* Task directions *
Quote the listing below in its entirety, omitting every image.

* Record list *
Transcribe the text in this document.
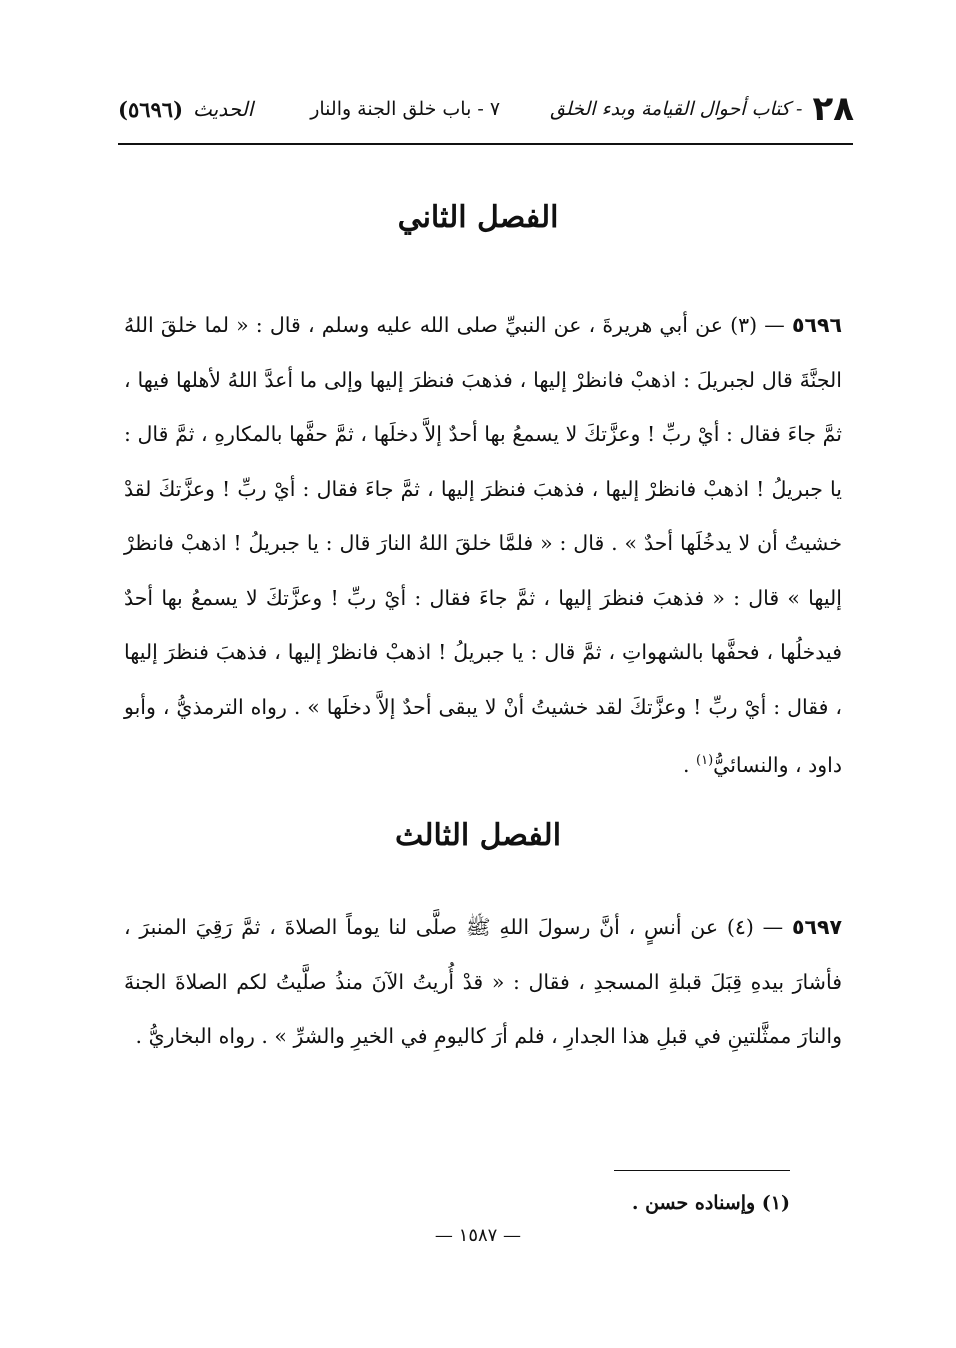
٢٨
- كتاب أحوال القيامة وبدء الخلق
٧ - باب خلق الجنة والنار
الحديث
(٥٦٩٦)
الفصل الثاني
٥٦٩٦ — (٣) عن أبي هريرةَ ، عن النبيِّ صلى الله عليه وسلم ، قال : « لما خلقَ اللهُ الجنَّةَ قال لجبريلَ : اذهبْ فانظرْ إليها ، فذهبَ فنظرَ إليها وإلى ما أعدَّ اللهُ لأهلها فيها ، ثمَّ جاءَ فقال : أيْ ربِّ ! وعزَّتكَ لا يسمعُ بها أحدٌ إلاَّ دخلَها ، ثمَّ حفَّها بالمكارهِ ، ثمَّ قال : يا جبريلُ ! اذهبْ فانظرْ إليها ، فذهبَ فنظرَ إليها ، ثمَّ جاءَ فقال : أيْ ربِّ ! وعزَّتكَ لقدْ خشيتُ أن لا يدخُلَها أحدٌ » . قال : « فلمَّا خلقَ اللهُ النارَ قال : يا جبريلُ ! اذهبْ فانظرْ إليها » قال : « فذهبَ فنظرَ إليها ، ثمَّ جاءَ فقال : أيْ ربِّ ! وعزَّتكَ لا يسمعُ بها أحدٌ فيدخلُها ، فحفَّها بالشهواتِ ، ثمَّ قال : يا جبريلُ ! اذهبْ فانظرْ إليها ، فذهبَ فنظرَ إليها ، فقال : أيْ ربِّ ! وعزَّتكَ لقد خشيتُ أنْ لا يبقى أحدٌ إلاَّ دخلَها » . رواه الترمذيُّ ، وأبو داود ، والنسائيُّ$^{(١)}$ .
الفصل الثالث
٥٦٩٧ — (٤) عن أنسٍ ، أنَّ رسولَ اللهِ ﷺ صلَّى لنا يوماً الصلاةَ ، ثمَّ رَقِيَ المنبرَ ، فأشارَ بيدهِ قِبَلَ قبلةِ المسجدِ ، فقال : « قدْ أُريتُ الآنَ منذُ صلَّيتُ لكم الصلاةَ الجنةَ والنارَ ممثَّلتينِ في قبلِ هذا الجدارِ ، فلم أرَ كاليومِ في الخيرِ والشرِّ » . رواه البخاريُّ .
(١) وإسناده حسن .
— ١٥٨٧ —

* Task response *
Transcribe the text in this document.
٢٨
- كتاب أحوال القيامة وبدء الخلق
٧ - باب خلق الجنة والنار
الحديث
(٥٦٩٦)
الفصل الثاني
٥٦٩٦ — (٣) عن أبي هريرةَ ، عن النبيِّ صلى الله عليه وسلم ، قال : « لما خلقَ اللهُ الجنَّةَ قال لجبريلَ : اذهبْ فانظرْ إليها ، فذهبَ فنظرَ إليها وإلى ما أعدَّ اللهُ لأهلها فيها ، ثمَّ جاءَ فقال : أيْ ربِّ ! وعزَّتكَ لا يسمعُ بها أحدٌ إلاَّ دخلَها ، ثمَّ حفَّها بالمكارهِ ، ثمَّ قال : يا جبريلُ ! اذهبْ فانظرْ إليها ، فذهبَ فنظرَ إليها ، ثمَّ جاءَ فقال : أيْ ربِّ ! وعزَّتكَ لقدْ خشيتُ أن لا يدخُلَها أحدٌ » . قال : « فلمَّا خلقَ اللهُ النارَ قال : يا جبريلُ ! اذهبْ فانظرْ إليها » قال : « فذهبَ فنظرَ إليها ، ثمَّ جاءَ فقال : أيْ ربِّ ! وعزَّتكَ لا يسمعُ بها أحدٌ فيدخلُها ، فحفَّها بالشهواتِ ، ثمَّ قال : يا جبريلُ ! اذهبْ فانظرْ إليها ، فذهبَ فنظرَ إليها ، فقال : أيْ ربِّ ! وعزَّتكَ لقد خشيتُ أنْ لا يبقى أحدٌ إلاَّ دخلَها » . رواه الترمذيُّ ، وأبو داود ، والنسائيُّ$^{(١)}$ .
الفصل الثالث
٥٦٩٧ — (٤) عن أنسٍ ، أنَّ رسولَ اللهِ ﷺ صلَّى لنا يوماً الصلاةَ ، ثمَّ رَقِيَ المنبرَ ، فأشارَ بيدهِ قِبَلَ قبلةِ المسجدِ ، فقال : « قدْ أُريتُ الآنَ منذُ صلَّيتُ لكم الصلاةَ الجنةَ والنارَ ممثَّلتينِ في قبلِ هذا الجدارِ ، فلم أرَ كاليومِ في الخيرِ والشرِّ » . رواه البخاريُّ .
(١) وإسناده حسن .
— ١٥٨٧ —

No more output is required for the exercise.